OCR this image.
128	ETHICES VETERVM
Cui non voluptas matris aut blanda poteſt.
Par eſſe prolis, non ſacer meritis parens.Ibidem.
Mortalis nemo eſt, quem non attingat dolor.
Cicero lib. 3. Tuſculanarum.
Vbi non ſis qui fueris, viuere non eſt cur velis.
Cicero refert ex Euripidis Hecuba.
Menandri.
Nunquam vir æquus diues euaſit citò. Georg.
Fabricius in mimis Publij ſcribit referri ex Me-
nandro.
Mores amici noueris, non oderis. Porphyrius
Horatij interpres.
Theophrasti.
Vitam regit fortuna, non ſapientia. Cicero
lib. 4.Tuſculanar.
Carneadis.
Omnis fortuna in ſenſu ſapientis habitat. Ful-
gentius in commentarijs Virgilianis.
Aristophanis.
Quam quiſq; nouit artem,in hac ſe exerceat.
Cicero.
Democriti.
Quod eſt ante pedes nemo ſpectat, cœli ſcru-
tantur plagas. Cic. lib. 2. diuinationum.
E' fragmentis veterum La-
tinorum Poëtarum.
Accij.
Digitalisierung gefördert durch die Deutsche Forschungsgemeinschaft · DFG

◇ ◇ ◇

** What the exercise asks **
From the data, collect all lines where the string "fortuna" appears.

** Answer in full **
Vitam regit fortuna, non ſapientia. Cicero
Omnis fortuna in ſenſu ſapientis habitat. Ful-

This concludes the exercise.